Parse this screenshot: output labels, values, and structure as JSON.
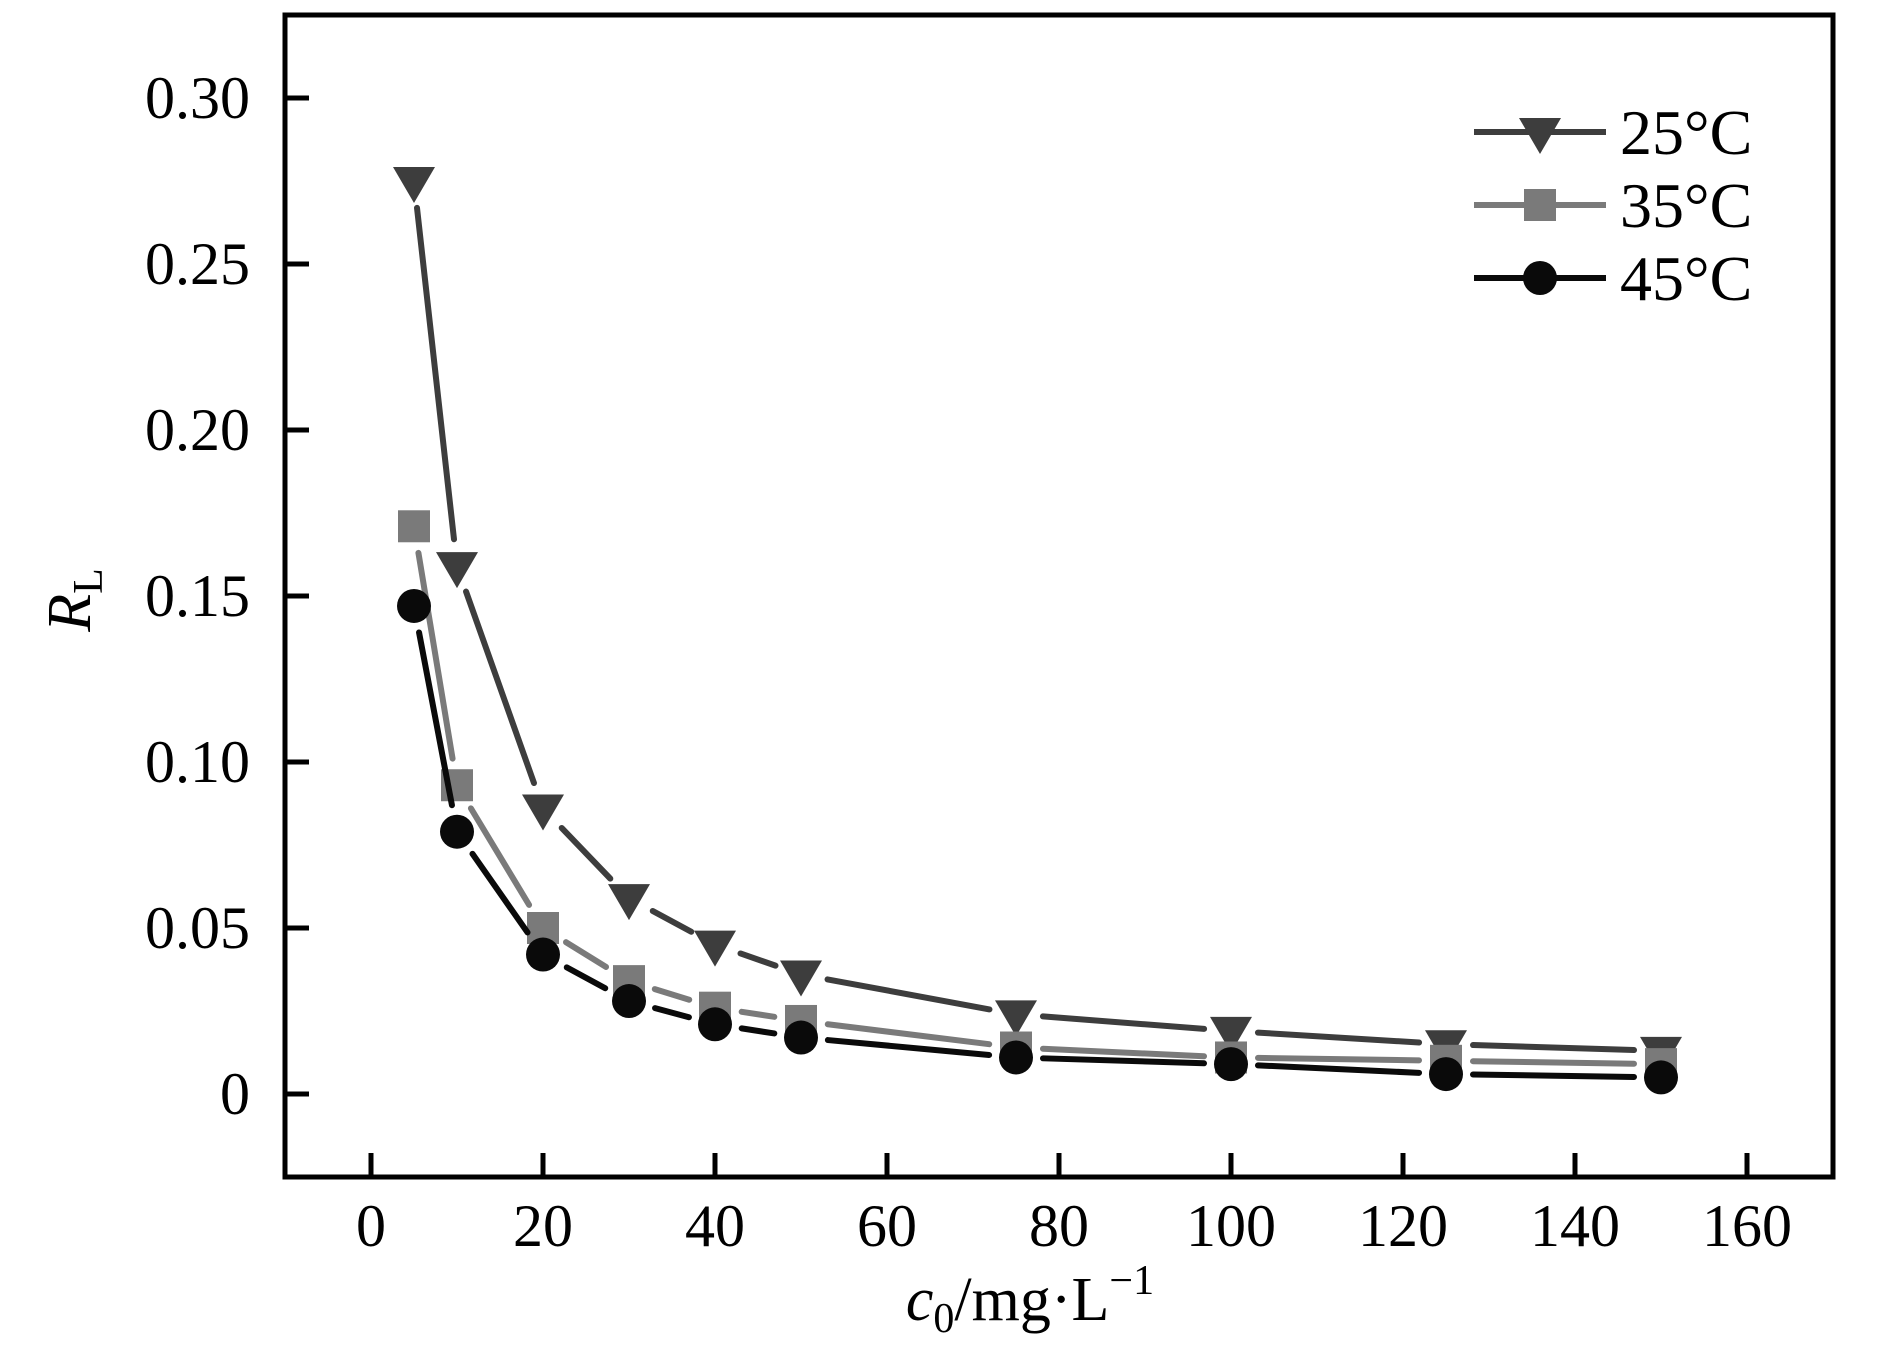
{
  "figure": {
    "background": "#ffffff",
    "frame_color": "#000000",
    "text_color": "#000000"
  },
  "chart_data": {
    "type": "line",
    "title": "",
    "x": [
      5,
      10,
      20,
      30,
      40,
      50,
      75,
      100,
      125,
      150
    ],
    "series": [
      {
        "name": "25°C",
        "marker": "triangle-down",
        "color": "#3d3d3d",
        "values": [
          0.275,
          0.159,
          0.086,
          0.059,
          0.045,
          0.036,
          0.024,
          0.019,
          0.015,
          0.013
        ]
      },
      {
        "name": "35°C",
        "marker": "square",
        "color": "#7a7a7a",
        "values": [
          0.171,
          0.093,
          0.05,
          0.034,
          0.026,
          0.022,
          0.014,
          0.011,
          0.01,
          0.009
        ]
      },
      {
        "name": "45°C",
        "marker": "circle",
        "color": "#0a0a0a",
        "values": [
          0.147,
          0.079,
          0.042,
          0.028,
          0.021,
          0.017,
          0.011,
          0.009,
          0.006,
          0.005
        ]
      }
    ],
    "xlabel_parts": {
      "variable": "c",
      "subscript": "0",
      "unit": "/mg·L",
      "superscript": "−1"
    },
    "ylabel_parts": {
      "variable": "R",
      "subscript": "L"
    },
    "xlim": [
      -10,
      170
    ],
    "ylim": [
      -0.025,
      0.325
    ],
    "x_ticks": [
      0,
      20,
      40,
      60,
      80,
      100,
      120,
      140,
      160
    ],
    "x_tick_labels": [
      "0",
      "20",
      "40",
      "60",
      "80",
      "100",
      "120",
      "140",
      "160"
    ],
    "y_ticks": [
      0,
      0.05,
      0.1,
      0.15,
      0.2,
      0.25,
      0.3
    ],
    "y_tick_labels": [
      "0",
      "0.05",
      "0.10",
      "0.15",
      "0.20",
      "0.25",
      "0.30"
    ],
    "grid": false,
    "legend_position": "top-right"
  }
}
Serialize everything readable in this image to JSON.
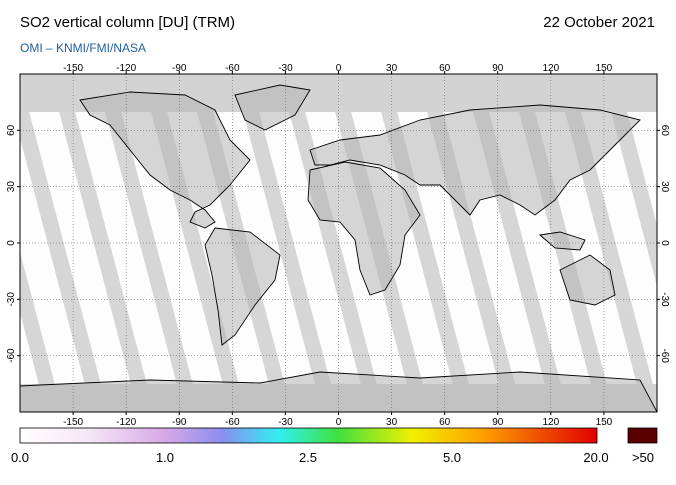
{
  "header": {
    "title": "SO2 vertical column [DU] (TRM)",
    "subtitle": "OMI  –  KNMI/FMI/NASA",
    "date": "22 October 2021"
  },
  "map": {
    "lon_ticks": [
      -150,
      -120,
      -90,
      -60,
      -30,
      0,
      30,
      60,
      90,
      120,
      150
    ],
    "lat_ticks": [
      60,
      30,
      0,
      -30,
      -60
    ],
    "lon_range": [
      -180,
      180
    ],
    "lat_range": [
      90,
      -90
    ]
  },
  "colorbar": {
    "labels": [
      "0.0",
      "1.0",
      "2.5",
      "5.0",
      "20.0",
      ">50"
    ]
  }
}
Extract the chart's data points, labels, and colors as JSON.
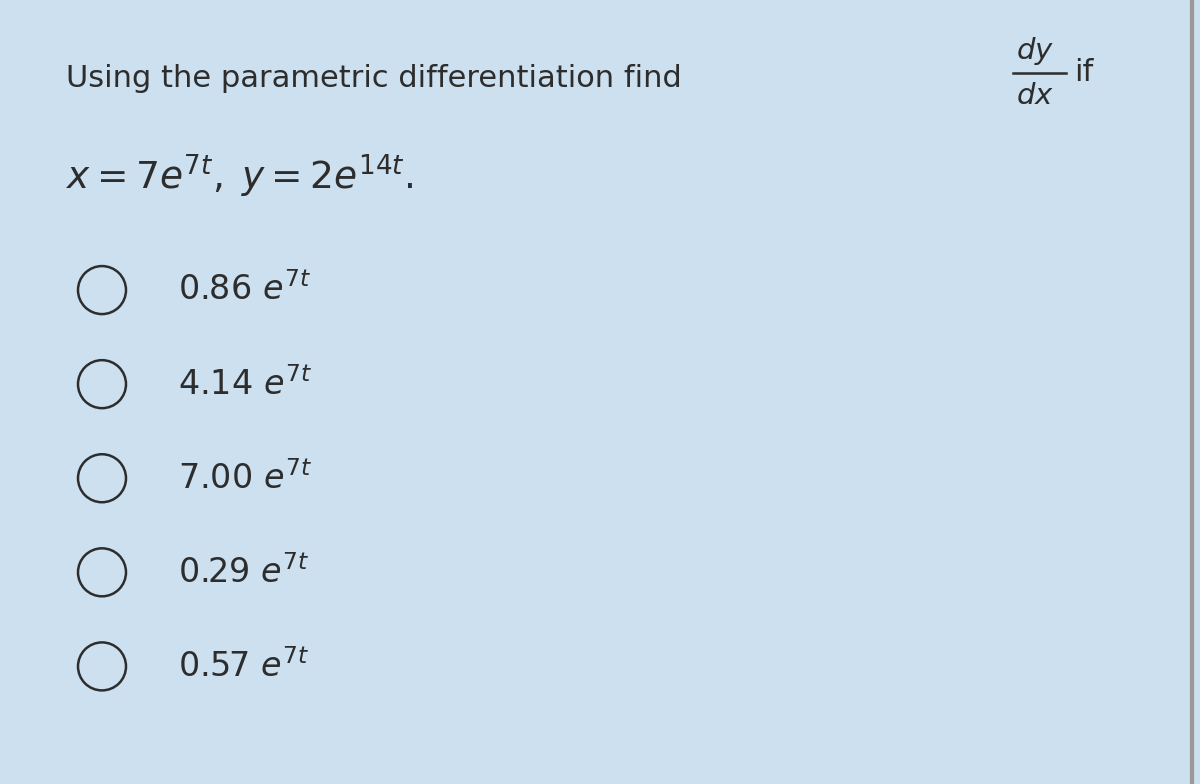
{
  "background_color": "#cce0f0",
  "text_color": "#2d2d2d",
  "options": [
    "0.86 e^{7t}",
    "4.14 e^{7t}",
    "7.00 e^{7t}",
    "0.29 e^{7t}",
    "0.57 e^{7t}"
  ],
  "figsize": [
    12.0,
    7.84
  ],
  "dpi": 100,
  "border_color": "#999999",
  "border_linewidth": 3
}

Request » Exclude the pictures, and transcribe all of the material exactly.

Answer in full »
Parse this screenshot: output labels, values, and structure as JSON.
{
  "figure": {
    "background": "#ffffff",
    "frame_color": "#000000",
    "text_color": "#000000"
  },
  "chart_data": {
    "type": "line",
    "title": "",
    "x": [
      5,
      10,
      20,
      30,
      40,
      50,
      75,
      100,
      125,
      150
    ],
    "series": [
      {
        "name": "25°C",
        "marker": "triangle-down",
        "color": "#3d3d3d",
        "values": [
          0.275,
          0.159,
          0.086,
          0.059,
          0.045,
          0.036,
          0.024,
          0.019,
          0.015,
          0.013
        ]
      },
      {
        "name": "35°C",
        "marker": "square",
        "color": "#7a7a7a",
        "values": [
          0.171,
          0.093,
          0.05,
          0.034,
          0.026,
          0.022,
          0.014,
          0.011,
          0.01,
          0.009
        ]
      },
      {
        "name": "45°C",
        "marker": "circle",
        "color": "#0a0a0a",
        "values": [
          0.147,
          0.079,
          0.042,
          0.028,
          0.021,
          0.017,
          0.011,
          0.009,
          0.006,
          0.005
        ]
      }
    ],
    "xlabel_parts": {
      "variable": "c",
      "subscript": "0",
      "unit": "/mg·L",
      "superscript": "−1"
    },
    "ylabel_parts": {
      "variable": "R",
      "subscript": "L"
    },
    "xlim": [
      -10,
      170
    ],
    "ylim": [
      -0.025,
      0.325
    ],
    "x_ticks": [
      0,
      20,
      40,
      60,
      80,
      100,
      120,
      140,
      160
    ],
    "x_tick_labels": [
      "0",
      "20",
      "40",
      "60",
      "80",
      "100",
      "120",
      "140",
      "160"
    ],
    "y_ticks": [
      0,
      0.05,
      0.1,
      0.15,
      0.2,
      0.25,
      0.3
    ],
    "y_tick_labels": [
      "0",
      "0.05",
      "0.10",
      "0.15",
      "0.20",
      "0.25",
      "0.30"
    ],
    "grid": false,
    "legend_position": "top-right"
  }
}
Serialize everything readable in this image to JSON.
{
  "header": {
    "title": "SO2 vertical column [DU] (TRM)",
    "subtitle": "OMI  –  KNMI/FMI/NASA",
    "date": "22 October 2021"
  },
  "map": {
    "lon_ticks": [
      -150,
      -120,
      -90,
      -60,
      -30,
      0,
      30,
      60,
      90,
      120,
      150
    ],
    "lat_ticks": [
      60,
      30,
      0,
      -30,
      -60
    ],
    "lon_range": [
      -180,
      180
    ],
    "lat_range": [
      90,
      -90
    ]
  },
  "colorbar": {
    "labels": [
      "0.0",
      "1.0",
      "2.5",
      "5.0",
      "20.0",
      ">50"
    ]
  }
}
Extract the chart's data points, labels, and colors as JSON.
{
  "background_color": "#cce0f0",
  "text_color": "#2d2d2d",
  "options": [
    "0.86 e^{7t}",
    "4.14 e^{7t}",
    "7.00 e^{7t}",
    "0.29 e^{7t}",
    "0.57 e^{7t}"
  ],
  "figsize": [
    12.0,
    7.84
  ],
  "dpi": 100,
  "border_color": "#999999",
  "border_linewidth": 3
}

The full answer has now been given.